All of the material below is to be retyped exactly.

EXCERPTED RECORDS:

++++++

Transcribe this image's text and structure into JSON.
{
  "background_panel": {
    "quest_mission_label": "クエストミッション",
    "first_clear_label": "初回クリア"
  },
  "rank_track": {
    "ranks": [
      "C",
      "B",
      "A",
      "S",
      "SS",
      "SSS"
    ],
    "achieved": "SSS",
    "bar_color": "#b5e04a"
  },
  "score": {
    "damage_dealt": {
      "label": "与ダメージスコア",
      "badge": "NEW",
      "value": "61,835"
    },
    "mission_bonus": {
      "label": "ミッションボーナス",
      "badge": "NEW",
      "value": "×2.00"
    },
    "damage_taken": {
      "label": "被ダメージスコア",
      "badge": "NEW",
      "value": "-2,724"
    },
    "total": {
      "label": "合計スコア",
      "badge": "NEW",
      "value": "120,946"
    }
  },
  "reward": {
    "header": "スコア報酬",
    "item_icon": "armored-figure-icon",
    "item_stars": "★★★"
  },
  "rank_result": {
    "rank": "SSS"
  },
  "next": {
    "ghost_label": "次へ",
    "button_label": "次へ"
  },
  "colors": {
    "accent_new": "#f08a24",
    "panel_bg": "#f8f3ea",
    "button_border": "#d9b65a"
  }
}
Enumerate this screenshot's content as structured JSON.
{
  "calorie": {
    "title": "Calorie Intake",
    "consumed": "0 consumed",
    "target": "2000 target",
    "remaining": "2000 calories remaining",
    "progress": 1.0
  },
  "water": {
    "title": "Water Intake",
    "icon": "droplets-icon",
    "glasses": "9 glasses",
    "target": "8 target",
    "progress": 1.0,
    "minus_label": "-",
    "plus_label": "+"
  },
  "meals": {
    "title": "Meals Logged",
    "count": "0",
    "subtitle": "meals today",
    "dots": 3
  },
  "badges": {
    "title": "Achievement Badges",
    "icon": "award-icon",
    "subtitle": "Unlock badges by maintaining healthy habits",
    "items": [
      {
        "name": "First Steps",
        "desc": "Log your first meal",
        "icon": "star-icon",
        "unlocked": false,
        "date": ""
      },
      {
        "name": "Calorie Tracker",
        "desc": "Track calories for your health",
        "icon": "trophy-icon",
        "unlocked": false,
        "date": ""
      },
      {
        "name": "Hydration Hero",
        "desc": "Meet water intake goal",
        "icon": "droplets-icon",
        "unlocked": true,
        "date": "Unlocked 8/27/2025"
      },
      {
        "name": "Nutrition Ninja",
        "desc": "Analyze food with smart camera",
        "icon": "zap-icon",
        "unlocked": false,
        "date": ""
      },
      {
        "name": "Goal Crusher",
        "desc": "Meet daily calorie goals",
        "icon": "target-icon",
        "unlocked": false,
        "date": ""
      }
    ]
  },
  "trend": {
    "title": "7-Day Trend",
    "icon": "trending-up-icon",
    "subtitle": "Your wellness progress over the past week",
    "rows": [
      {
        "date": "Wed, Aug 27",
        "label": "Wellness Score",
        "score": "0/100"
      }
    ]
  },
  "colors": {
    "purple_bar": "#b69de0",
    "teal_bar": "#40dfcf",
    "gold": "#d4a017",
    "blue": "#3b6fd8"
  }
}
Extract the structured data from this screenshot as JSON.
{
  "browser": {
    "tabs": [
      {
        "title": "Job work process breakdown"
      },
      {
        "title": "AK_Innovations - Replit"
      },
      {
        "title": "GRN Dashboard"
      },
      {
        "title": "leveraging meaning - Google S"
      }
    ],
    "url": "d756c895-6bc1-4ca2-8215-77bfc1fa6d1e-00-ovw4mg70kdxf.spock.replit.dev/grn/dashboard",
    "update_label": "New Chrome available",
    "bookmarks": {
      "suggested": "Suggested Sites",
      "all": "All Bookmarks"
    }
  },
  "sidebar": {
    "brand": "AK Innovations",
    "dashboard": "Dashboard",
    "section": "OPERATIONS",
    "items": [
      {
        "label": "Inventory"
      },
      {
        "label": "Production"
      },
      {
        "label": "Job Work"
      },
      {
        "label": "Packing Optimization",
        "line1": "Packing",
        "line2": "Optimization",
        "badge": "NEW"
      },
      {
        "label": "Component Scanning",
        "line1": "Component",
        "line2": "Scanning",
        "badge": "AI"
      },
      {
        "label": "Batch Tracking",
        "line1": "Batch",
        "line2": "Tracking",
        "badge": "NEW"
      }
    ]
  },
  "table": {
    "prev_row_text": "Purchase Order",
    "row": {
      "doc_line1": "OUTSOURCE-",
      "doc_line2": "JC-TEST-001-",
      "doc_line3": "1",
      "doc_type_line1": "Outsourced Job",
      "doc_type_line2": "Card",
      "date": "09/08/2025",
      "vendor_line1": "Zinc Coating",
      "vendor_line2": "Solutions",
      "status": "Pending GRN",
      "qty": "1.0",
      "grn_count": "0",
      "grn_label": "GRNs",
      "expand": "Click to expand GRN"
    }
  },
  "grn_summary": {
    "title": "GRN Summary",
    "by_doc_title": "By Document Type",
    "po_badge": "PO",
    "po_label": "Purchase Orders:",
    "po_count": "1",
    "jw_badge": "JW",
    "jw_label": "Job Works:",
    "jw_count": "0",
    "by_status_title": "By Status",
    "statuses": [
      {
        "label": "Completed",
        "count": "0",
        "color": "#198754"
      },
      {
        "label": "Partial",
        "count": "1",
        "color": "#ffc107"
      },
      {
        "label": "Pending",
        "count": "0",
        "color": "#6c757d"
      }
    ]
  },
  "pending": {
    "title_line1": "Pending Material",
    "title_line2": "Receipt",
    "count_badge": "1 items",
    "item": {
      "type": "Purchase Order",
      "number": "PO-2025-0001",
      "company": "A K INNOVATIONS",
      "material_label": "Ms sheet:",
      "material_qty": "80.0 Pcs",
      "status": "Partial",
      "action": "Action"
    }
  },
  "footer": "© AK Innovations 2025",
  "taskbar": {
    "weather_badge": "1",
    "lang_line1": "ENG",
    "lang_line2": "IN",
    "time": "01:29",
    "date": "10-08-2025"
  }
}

++++++

TASK RESPONSE:
Transcribe this image's text and structure into JSON.
{
  "background_panel": {
    "quest_mission_label": "クエストミッション",
    "first_clear_label": "初回クリア"
  },
  "rank_track": {
    "ranks": [
      "C",
      "B",
      "A",
      "S",
      "SS",
      "SSS"
    ],
    "achieved": "SSS",
    "bar_color": "#b5e04a"
  },
  "score": {
    "damage_dealt": {
      "label": "与ダメージスコア",
      "badge": "NEW",
      "value": "61,835"
    },
    "mission_bonus": {
      "label": "ミッションボーナス",
      "badge": "NEW",
      "value": "×2.00"
    },
    "damage_taken": {
      "label": "被ダメージスコア",
      "badge": "NEW",
      "value": "-2,724"
    },
    "total": {
      "label": "合計スコア",
      "badge": "NEW",
      "value": "120,946"
    }
  },
  "reward": {
    "header": "スコア報酬",
    "item_icon": "armored-figure-icon",
    "item_stars": "★★★"
  },
  "rank_result": {
    "rank": "SSS"
  },
  "next": {
    "ghost_label": "次へ",
    "button_label": "次へ"
  },
  "colors": {
    "accent_new": "#f08a24",
    "panel_bg": "#f8f3ea",
    "button_border": "#d9b65a"
  }
}
Enumerate this screenshot's content as structured JSON.
{
  "calorie": {
    "title": "Calorie Intake",
    "consumed": "0 consumed",
    "target": "2000 target",
    "remaining": "2000 calories remaining",
    "progress": 1.0
  },
  "water": {
    "title": "Water Intake",
    "icon": "droplets-icon",
    "glasses": "9 glasses",
    "target": "8 target",
    "progress": 1.0,
    "minus_label": "-",
    "plus_label": "+"
  },
  "meals": {
    "title": "Meals Logged",
    "count": "0",
    "subtitle": "meals today",
    "dots": 3
  },
  "badges": {
    "title": "Achievement Badges",
    "icon": "award-icon",
    "subtitle": "Unlock badges by maintaining healthy habits",
    "items": [
      {
        "name": "First Steps",
        "desc": "Log your first meal",
        "icon": "star-icon",
        "unlocked": false,
        "date": ""
      },
      {
        "name": "Calorie Tracker",
        "desc": "Track calories for your health",
        "icon": "trophy-icon",
        "unlocked": false,
        "date": ""
      },
      {
        "name": "Hydration Hero",
        "desc": "Meet water intake goal",
        "icon": "droplets-icon",
        "unlocked": true,
        "date": "Unlocked 8/27/2025"
      },
      {
        "name": "Nutrition Ninja",
        "desc": "Analyze food with smart camera",
        "icon": "zap-icon",
        "unlocked": false,
        "date": ""
      },
      {
        "name": "Goal Crusher",
        "desc": "Meet daily calorie goals",
        "icon": "target-icon",
        "unlocked": false,
        "date": ""
      }
    ]
  },
  "trend": {
    "title": "7-Day Trend",
    "icon": "trending-up-icon",
    "subtitle": "Your wellness progress over the past week",
    "rows": [
      {
        "date": "Wed, Aug 27",
        "label": "Wellness Score",
        "score": "0/100"
      }
    ]
  },
  "colors": {
    "purple_bar": "#b69de0",
    "teal_bar": "#40dfcf",
    "gold": "#d4a017",
    "blue": "#3b6fd8"
  }
}
Extract the structured data from this screenshot as JSON.
{
  "browser": {
    "tabs": [
      {
        "title": "Job work process breakdown"
      },
      {
        "title": "AK_Innovations - Replit"
      },
      {
        "title": "GRN Dashboard"
      },
      {
        "title": "leveraging meaning - Google S"
      }
    ],
    "url": "d756c895-6bc1-4ca2-8215-77bfc1fa6d1e-00-ovw4mg70kdxf.spock.replit.dev/grn/dashboard",
    "update_label": "New Chrome available",
    "bookmarks": {
      "suggested": "Suggested Sites",
      "all": "All Bookmarks"
    }
  },
  "sidebar": {
    "brand": "AK Innovations",
    "dashboard": "Dashboard",
    "section": "OPERATIONS",
    "items": [
      {
        "label": "Inventory"
      },
      {
        "label": "Production"
      },
      {
        "label": "Job Work"
      },
      {
        "label": "Packing Optimization",
        "line1": "Packing",
        "line2": "Optimization",
        "badge": "NEW"
      },
      {
        "label": "Component Scanning",
        "line1": "Component",
        "line2": "Scanning",
        "badge": "AI"
      },
      {
        "label": "Batch Tracking",
        "line1": "Batch",
        "line2": "Tracking",
        "badge": "NEW"
      }
    ]
  },
  "table": {
    "prev_row_text": "Purchase Order",
    "row": {
      "doc_line1": "OUTSOURCE-",
      "doc_line2": "JC-TEST-001-",
      "doc_line3": "1",
      "doc_type_line1": "Outsourced Job",
      "doc_type_line2": "Card",
      "date": "09/08/2025",
      "vendor_line1": "Zinc Coating",
      "vendor_line2": "Solutions",
      "status": "Pending GRN",
      "qty": "1.0",
      "grn_count": "0",
      "grn_label": "GRNs",
      "expand": "Click to expand GRN"
    }
  },
  "grn_summary": {
    "title": "GRN Summary",
    "by_doc_title": "By Document Type",
    "po_badge": "PO",
    "po_label": "Purchase Orders:",
    "po_count": "1",
    "jw_badge": "JW",
    "jw_label": "Job Works:",
    "jw_count": "0",
    "by_status_title": "By Status",
    "statuses": [
      {
        "label": "Completed",
        "count": "0",
        "color": "#198754"
      },
      {
        "label": "Partial",
        "count": "1",
        "color": "#ffc107"
      },
      {
        "label": "Pending",
        "count": "0",
        "color": "#6c757d"
      }
    ]
  },
  "pending": {
    "title_line1": "Pending Material",
    "title_line2": "Receipt",
    "count_badge": "1 items",
    "item": {
      "type": "Purchase Order",
      "number": "PO-2025-0001",
      "company": "A K INNOVATIONS",
      "material_label": "Ms sheet:",
      "material_qty": "80.0 Pcs",
      "status": "Partial",
      "action": "Action"
    }
  },
  "footer": "© AK Innovations 2025",
  "taskbar": {
    "weather_badge": "1",
    "lang_line1": "ENG",
    "lang_line2": "IN",
    "time": "01:29",
    "date": "10-08-2025"
  }
}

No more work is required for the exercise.